_Requirement_. Transcribe the records that follow, preserving every word.

──────── Data section ────────

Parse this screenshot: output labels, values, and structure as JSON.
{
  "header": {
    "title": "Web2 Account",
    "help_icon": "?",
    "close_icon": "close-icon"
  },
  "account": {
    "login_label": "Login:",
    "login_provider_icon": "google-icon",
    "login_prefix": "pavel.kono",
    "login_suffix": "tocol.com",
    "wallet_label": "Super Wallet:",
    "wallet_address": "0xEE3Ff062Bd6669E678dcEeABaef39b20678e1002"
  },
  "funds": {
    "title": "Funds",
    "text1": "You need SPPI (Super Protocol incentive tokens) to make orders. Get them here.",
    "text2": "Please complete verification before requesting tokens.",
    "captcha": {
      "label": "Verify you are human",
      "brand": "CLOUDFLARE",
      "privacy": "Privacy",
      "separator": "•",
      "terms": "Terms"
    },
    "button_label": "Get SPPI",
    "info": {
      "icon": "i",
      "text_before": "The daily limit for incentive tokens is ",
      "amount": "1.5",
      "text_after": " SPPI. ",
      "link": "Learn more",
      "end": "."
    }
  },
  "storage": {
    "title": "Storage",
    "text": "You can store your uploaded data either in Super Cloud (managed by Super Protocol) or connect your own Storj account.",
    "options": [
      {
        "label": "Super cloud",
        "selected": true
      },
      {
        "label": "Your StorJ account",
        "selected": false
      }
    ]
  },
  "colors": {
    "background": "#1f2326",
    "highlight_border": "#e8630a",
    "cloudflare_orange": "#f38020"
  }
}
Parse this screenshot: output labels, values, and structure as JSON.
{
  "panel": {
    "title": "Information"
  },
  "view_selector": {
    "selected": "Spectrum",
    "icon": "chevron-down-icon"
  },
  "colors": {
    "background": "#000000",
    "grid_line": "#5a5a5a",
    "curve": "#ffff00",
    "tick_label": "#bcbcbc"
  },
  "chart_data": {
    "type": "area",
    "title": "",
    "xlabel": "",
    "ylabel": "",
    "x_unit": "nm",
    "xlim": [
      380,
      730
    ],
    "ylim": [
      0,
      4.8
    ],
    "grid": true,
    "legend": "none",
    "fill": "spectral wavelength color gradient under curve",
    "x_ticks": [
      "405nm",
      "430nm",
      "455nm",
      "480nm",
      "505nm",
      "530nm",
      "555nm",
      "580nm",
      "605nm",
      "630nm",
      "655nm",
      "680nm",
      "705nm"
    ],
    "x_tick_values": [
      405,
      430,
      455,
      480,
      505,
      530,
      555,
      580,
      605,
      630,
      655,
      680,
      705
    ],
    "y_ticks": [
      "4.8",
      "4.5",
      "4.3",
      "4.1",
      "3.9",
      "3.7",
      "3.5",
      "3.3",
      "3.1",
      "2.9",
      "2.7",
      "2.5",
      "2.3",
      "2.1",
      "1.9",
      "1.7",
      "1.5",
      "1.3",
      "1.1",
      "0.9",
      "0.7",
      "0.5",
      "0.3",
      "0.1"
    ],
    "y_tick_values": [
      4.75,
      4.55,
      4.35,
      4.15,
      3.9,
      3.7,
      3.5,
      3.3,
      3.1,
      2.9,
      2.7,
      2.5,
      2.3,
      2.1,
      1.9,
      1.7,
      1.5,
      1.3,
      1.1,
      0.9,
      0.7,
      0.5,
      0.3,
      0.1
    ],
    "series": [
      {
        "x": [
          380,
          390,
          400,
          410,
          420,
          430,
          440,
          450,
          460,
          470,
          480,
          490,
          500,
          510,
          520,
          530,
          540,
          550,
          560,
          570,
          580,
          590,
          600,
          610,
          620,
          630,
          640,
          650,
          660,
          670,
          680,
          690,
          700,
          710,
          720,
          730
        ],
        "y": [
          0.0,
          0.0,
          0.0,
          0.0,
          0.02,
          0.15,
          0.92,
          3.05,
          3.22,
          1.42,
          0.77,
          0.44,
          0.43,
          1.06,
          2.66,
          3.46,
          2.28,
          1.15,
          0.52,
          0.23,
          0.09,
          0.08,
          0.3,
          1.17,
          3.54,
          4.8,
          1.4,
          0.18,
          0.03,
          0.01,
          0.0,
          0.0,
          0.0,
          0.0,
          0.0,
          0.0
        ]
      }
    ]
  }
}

────────

_Problem solution_.
Parse this screenshot: output labels, values, and structure as JSON.
{
  "header": {
    "title": "Web2 Account",
    "help_icon": "?",
    "close_icon": "close-icon"
  },
  "account": {
    "login_label": "Login:",
    "login_provider_icon": "google-icon",
    "login_prefix": "pavel.kono",
    "login_suffix": "tocol.com",
    "wallet_label": "Super Wallet:",
    "wallet_address": "0xEE3Ff062Bd6669E678dcEeABaef39b20678e1002"
  },
  "funds": {
    "title": "Funds",
    "text1": "You need SPPI (Super Protocol incentive tokens) to make orders. Get them here.",
    "text2": "Please complete verification before requesting tokens.",
    "captcha": {
      "label": "Verify you are human",
      "brand": "CLOUDFLARE",
      "privacy": "Privacy",
      "separator": "•",
      "terms": "Terms"
    },
    "button_label": "Get SPPI",
    "info": {
      "icon": "i",
      "text_before": "The daily limit for incentive tokens is ",
      "amount": "1.5",
      "text_after": " SPPI. ",
      "link": "Learn more",
      "end": "."
    }
  },
  "storage": {
    "title": "Storage",
    "text": "You can store your uploaded data either in Super Cloud (managed by Super Protocol) or connect your own Storj account.",
    "options": [
      {
        "label": "Super cloud",
        "selected": true
      },
      {
        "label": "Your StorJ account",
        "selected": false
      }
    ]
  },
  "colors": {
    "background": "#1f2326",
    "highlight_border": "#e8630a",
    "cloudflare_orange": "#f38020"
  }
}
Parse this screenshot: output labels, values, and structure as JSON.
{
  "panel": {
    "title": "Information"
  },
  "view_selector": {
    "selected": "Spectrum",
    "icon": "chevron-down-icon"
  },
  "colors": {
    "background": "#000000",
    "grid_line": "#5a5a5a",
    "curve": "#ffff00",
    "tick_label": "#bcbcbc"
  },
  "chart_data": {
    "type": "area",
    "title": "",
    "xlabel": "",
    "ylabel": "",
    "x_unit": "nm",
    "xlim": [
      380,
      730
    ],
    "ylim": [
      0,
      4.8
    ],
    "grid": true,
    "legend": "none",
    "fill": "spectral wavelength color gradient under curve",
    "x_ticks": [
      "405nm",
      "430nm",
      "455nm",
      "480nm",
      "505nm",
      "530nm",
      "555nm",
      "580nm",
      "605nm",
      "630nm",
      "655nm",
      "680nm",
      "705nm"
    ],
    "x_tick_values": [
      405,
      430,
      455,
      480,
      505,
      530,
      555,
      580,
      605,
      630,
      655,
      680,
      705
    ],
    "y_ticks": [
      "4.8",
      "4.5",
      "4.3",
      "4.1",
      "3.9",
      "3.7",
      "3.5",
      "3.3",
      "3.1",
      "2.9",
      "2.7",
      "2.5",
      "2.3",
      "2.1",
      "1.9",
      "1.7",
      "1.5",
      "1.3",
      "1.1",
      "0.9",
      "0.7",
      "0.5",
      "0.3",
      "0.1"
    ],
    "y_tick_values": [
      4.75,
      4.55,
      4.35,
      4.15,
      3.9,
      3.7,
      3.5,
      3.3,
      3.1,
      2.9,
      2.7,
      2.5,
      2.3,
      2.1,
      1.9,
      1.7,
      1.5,
      1.3,
      1.1,
      0.9,
      0.7,
      0.5,
      0.3,
      0.1
    ],
    "series": [
      {
        "x": [
          380,
          390,
          400,
          410,
          420,
          430,
          440,
          450,
          460,
          470,
          480,
          490,
          500,
          510,
          520,
          530,
          540,
          550,
          560,
          570,
          580,
          590,
          600,
          610,
          620,
          630,
          640,
          650,
          660,
          670,
          680,
          690,
          700,
          710,
          720,
          730
        ],
        "y": [
          0.0,
          0.0,
          0.0,
          0.0,
          0.02,
          0.15,
          0.92,
          3.05,
          3.22,
          1.42,
          0.77,
          0.44,
          0.43,
          1.06,
          2.66,
          3.46,
          2.28,
          1.15,
          0.52,
          0.23,
          0.09,
          0.08,
          0.3,
          1.17,
          3.54,
          4.8,
          1.4,
          0.18,
          0.03,
          0.01,
          0.0,
          0.0,
          0.0,
          0.0,
          0.0,
          0.0
        ]
      }
    ]
  }
}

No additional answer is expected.